Your goal: Reproduce each of the following records verbatim, leaving out the pictures.

[Collected data]
▽

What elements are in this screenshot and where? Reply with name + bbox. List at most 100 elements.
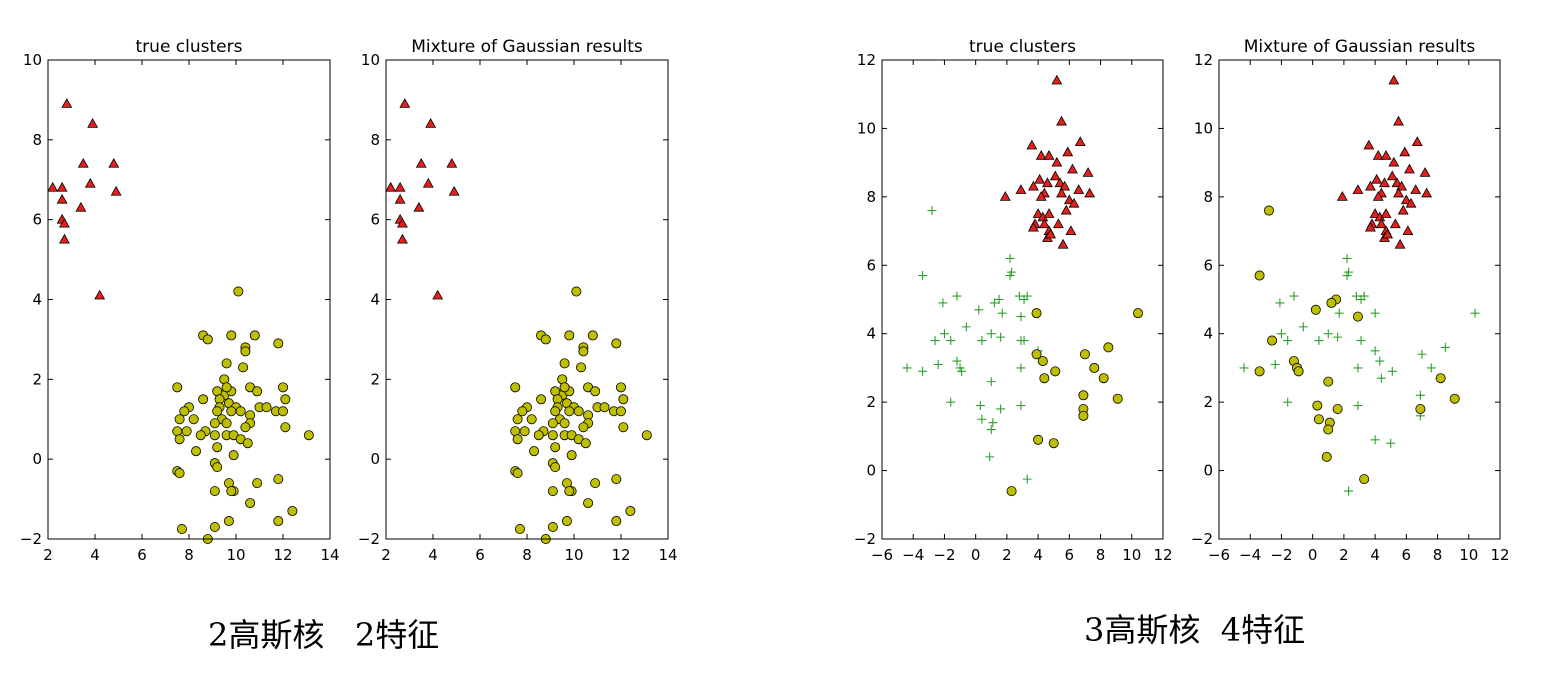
plot-frame — [1218, 59, 1501, 540]
data-point-plus — [1016, 401, 1026, 411]
data-point-triangle — [56, 193, 68, 204]
x-tick-label: 2 — [43, 546, 53, 564]
data-point-plus — [1275, 298, 1285, 308]
data-point-triangle — [108, 157, 120, 168]
data-point-circle — [587, 330, 598, 341]
data-point-circle — [287, 506, 298, 517]
data-point-triangle — [394, 181, 406, 192]
data-point-circle — [526, 414, 537, 425]
data-point-triangle — [47, 181, 59, 192]
data-point-triangle — [1043, 149, 1055, 160]
x-tick-label: 6 — [137, 546, 147, 564]
data-point-triangle — [77, 157, 89, 168]
data-point-plus — [927, 206, 937, 216]
data-point-triangle — [1059, 180, 1071, 191]
data-point-plus — [1417, 349, 1427, 359]
data-point-circle — [202, 334, 213, 345]
data-point-circle — [1310, 304, 1321, 315]
caption-right: 3高斯核 4特征 — [1084, 611, 1306, 649]
data-point-triangle — [1379, 177, 1390, 188]
data-point-circle — [233, 286, 244, 297]
data-point-triangle — [1375, 218, 1387, 229]
data-point-triangle — [1054, 177, 1066, 188]
data-point-circle — [209, 418, 220, 429]
data-point-circle — [273, 516, 284, 527]
y-tick-label: 0 — [32, 450, 42, 468]
y-tick-label: 8 — [866, 188, 876, 206]
data-point-triangle — [1027, 221, 1039, 232]
data-point-plus — [952, 356, 962, 366]
data-point-circle — [212, 406, 223, 417]
y-tick-label: 2 — [32, 370, 42, 388]
data-point-triangle — [1352, 184, 1364, 194]
data-point-plus — [1386, 438, 1396, 448]
data-point-plus — [1426, 363, 1436, 373]
data-point-plus — [918, 271, 928, 281]
data-point-triangle — [61, 98, 73, 108]
y-tick-label: 8 — [370, 131, 380, 149]
data-point-circle — [566, 450, 577, 461]
data-point-triangle — [1035, 191, 1047, 201]
data-point-triangle — [1056, 187, 1067, 198]
x-tick-label: 4 — [90, 546, 100, 564]
data-point-circle — [1133, 308, 1144, 319]
x-tick-label: 2 — [381, 546, 391, 564]
data-point-circle — [559, 382, 570, 393]
data-point-triangle — [1038, 218, 1050, 229]
x-tick-label: 12 — [273, 546, 292, 564]
data-point-circle — [176, 524, 187, 535]
data-point-circle — [209, 522, 220, 533]
data-point-triangle — [448, 185, 460, 196]
data-point-circle — [536, 394, 547, 405]
x-tick-label: 2 — [1002, 546, 1012, 564]
data-point-triangle — [1065, 225, 1077, 235]
data-point-plus — [1016, 363, 1026, 373]
data-point-triangle — [1034, 173, 1046, 184]
data-point-circle — [1323, 424, 1334, 435]
data-point-circle — [240, 346, 251, 357]
data-point-plus — [946, 397, 956, 407]
data-point-plus — [918, 366, 928, 376]
y-tick-label: 0 — [370, 450, 380, 468]
x-tick-label: 8 — [522, 546, 532, 564]
data-point-plus — [902, 363, 912, 373]
data-point-circle — [1078, 390, 1089, 401]
data-point-plus — [961, 322, 971, 332]
x-tick-label: 4 — [1033, 546, 1043, 564]
data-point-circle — [1112, 393, 1123, 404]
data-point-circle — [550, 462, 561, 473]
data-point-triangle — [432, 289, 444, 300]
data-point-triangle — [1026, 139, 1038, 150]
data-point-circle — [174, 434, 185, 445]
data-point-triangle — [1084, 187, 1096, 198]
data-point-triangle — [1388, 156, 1400, 167]
data-point-circle — [611, 516, 622, 527]
data-point-triangle — [1393, 115, 1404, 126]
data-point-plus — [977, 336, 987, 346]
data-point-triangle — [1043, 208, 1055, 218]
y-tick-label: 12 — [857, 51, 876, 69]
data-point-circle — [226, 486, 237, 497]
scatter-panel-4: Mixture of Gaussian results −6 −4 −2 0 2 4 6 8 10… — [1191, 37, 1510, 564]
chart-title: true clusters — [136, 37, 243, 57]
data-point-circle — [1031, 308, 1042, 319]
data-point-circle — [1415, 403, 1426, 414]
data-point-plus — [1270, 360, 1280, 370]
data-point-triangle — [422, 177, 434, 188]
data-point-triangle — [1067, 163, 1078, 174]
data-point-circle — [174, 414, 185, 425]
x-tick-label: −2 — [1270, 546, 1292, 564]
data-point-circle — [571, 286, 582, 297]
data-point-triangle — [1410, 184, 1422, 194]
data-point-plus — [1370, 346, 1380, 356]
data-point-plus — [974, 305, 984, 315]
data-point-circle — [599, 402, 610, 413]
x-tick-label: 12 — [1153, 546, 1172, 564]
x-tick-label: 6 — [475, 546, 485, 564]
data-point-circle — [547, 418, 558, 429]
data-point-circle — [1449, 393, 1460, 404]
data-point-circle — [1435, 373, 1446, 384]
data-point-circle — [1254, 270, 1265, 281]
scatter-panel-3: true clusters −6 −4 −2 0 2 4 6 8 10 12 −2 0 2 4 6 8 10 12 — [854, 37, 1173, 564]
y-tick-label: 10 — [23, 51, 42, 69]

△

Problem solution:
What elements are in this screenshot and where? Reply with name + bbox. List at most 100 elements.
plot-frame — [1218, 59, 1501, 540]
data-point-plus — [1016, 401, 1026, 411]
data-point-triangle — [56, 193, 68, 204]
x-tick-label: 2 — [43, 546, 53, 564]
data-point-plus — [1275, 298, 1285, 308]
data-point-triangle — [108, 157, 120, 168]
data-point-circle — [587, 330, 598, 341]
data-point-circle — [287, 506, 298, 517]
data-point-triangle — [394, 181, 406, 192]
data-point-circle — [526, 414, 537, 425]
data-point-triangle — [47, 181, 59, 192]
data-point-triangle — [1043, 149, 1055, 160]
x-tick-label: 6 — [137, 546, 147, 564]
data-point-triangle — [77, 157, 89, 168]
data-point-plus — [927, 206, 937, 216]
data-point-triangle — [1059, 180, 1071, 191]
data-point-plus — [1417, 349, 1427, 359]
data-point-circle — [202, 334, 213, 345]
data-point-circle — [1310, 304, 1321, 315]
caption-right: 3高斯核 4特征 — [1084, 611, 1306, 649]
data-point-triangle — [1379, 177, 1390, 188]
data-point-circle — [233, 286, 244, 297]
data-point-triangle — [1375, 218, 1387, 229]
data-point-triangle — [1054, 177, 1066, 188]
data-point-circle — [209, 418, 220, 429]
data-point-circle — [273, 516, 284, 527]
y-tick-label: 0 — [32, 450, 42, 468]
y-tick-label: 8 — [866, 188, 876, 206]
data-point-triangle — [1027, 221, 1039, 232]
data-point-plus — [952, 356, 962, 366]
data-point-circle — [212, 406, 223, 417]
y-tick-label: 2 — [32, 370, 42, 388]
data-point-triangle — [1352, 184, 1364, 194]
data-point-plus — [1386, 438, 1396, 448]
data-point-plus — [1426, 363, 1436, 373]
data-point-plus — [918, 271, 928, 281]
data-point-triangle — [61, 98, 73, 108]
y-tick-label: 8 — [370, 131, 380, 149]
data-point-circle — [566, 450, 577, 461]
data-point-triangle — [1035, 191, 1047, 201]
data-point-triangle — [1056, 187, 1067, 198]
x-tick-label: 4 — [90, 546, 100, 564]
data-point-circle — [1133, 308, 1144, 319]
x-tick-label: 2 — [381, 546, 391, 564]
data-point-circle — [559, 382, 570, 393]
data-point-triangle — [1038, 218, 1050, 229]
x-tick-label: 12 — [273, 546, 292, 564]
data-point-circle — [176, 524, 187, 535]
data-point-circle — [209, 522, 220, 533]
data-point-triangle — [448, 185, 460, 196]
data-point-circle — [536, 394, 547, 405]
x-tick-label: 2 — [1002, 546, 1012, 564]
data-point-triangle — [1065, 225, 1077, 235]
data-point-plus — [1016, 363, 1026, 373]
data-point-triangle — [1034, 173, 1046, 184]
data-point-circle — [1323, 424, 1334, 435]
data-point-circle — [240, 346, 251, 357]
data-point-plus — [946, 397, 956, 407]
data-point-plus — [918, 366, 928, 376]
y-tick-label: 0 — [370, 450, 380, 468]
x-tick-label: 8 — [522, 546, 532, 564]
data-point-plus — [902, 363, 912, 373]
data-point-circle — [1078, 390, 1089, 401]
data-point-plus — [961, 322, 971, 332]
x-tick-label: 4 — [1033, 546, 1043, 564]
data-point-circle — [1112, 393, 1123, 404]
data-point-circle — [550, 462, 561, 473]
data-point-triangle — [432, 289, 444, 300]
data-point-triangle — [1026, 139, 1038, 150]
data-point-circle — [174, 434, 185, 445]
data-point-triangle — [1084, 187, 1096, 198]
data-point-triangle — [1388, 156, 1400, 167]
data-point-circle — [611, 516, 622, 527]
data-point-triangle — [1393, 115, 1404, 126]
data-point-plus — [977, 336, 987, 346]
data-point-triangle — [1043, 208, 1055, 218]
y-tick-label: 12 — [857, 51, 876, 69]
data-point-circle — [226, 486, 237, 497]
scatter-panel-4: Mixture of Gaussian results −6 −4 −2 0 2 4 6 8 10… — [1191, 37, 1510, 564]
chart-title: true clusters — [136, 37, 243, 57]
data-point-circle — [1031, 308, 1042, 319]
data-point-circle — [1415, 403, 1426, 414]
data-point-plus — [1270, 360, 1280, 370]
data-point-triangle — [422, 177, 434, 188]
data-point-triangle — [1067, 163, 1078, 174]
data-point-circle — [174, 414, 185, 425]
x-tick-label: −2 — [1270, 546, 1292, 564]
data-point-circle — [571, 286, 582, 297]
data-point-triangle — [1410, 184, 1422, 194]
data-point-plus — [1370, 346, 1380, 356]
data-point-plus — [974, 305, 984, 315]
data-point-circle — [599, 402, 610, 413]
x-tick-label: 12 — [1153, 546, 1172, 564]
x-tick-label: 6 — [475, 546, 485, 564]
data-point-circle — [547, 418, 558, 429]
data-point-circle — [1449, 393, 1460, 404]
data-point-circle — [1435, 373, 1446, 384]
data-point-circle — [1254, 270, 1265, 281]
scatter-panel-3: true clusters −6 −4 −2 0 2 4 6 8 10 12 −2 0 2 4 6 8 10 12 — [854, 37, 1173, 564]
y-tick-label: 10 — [23, 51, 42, 69]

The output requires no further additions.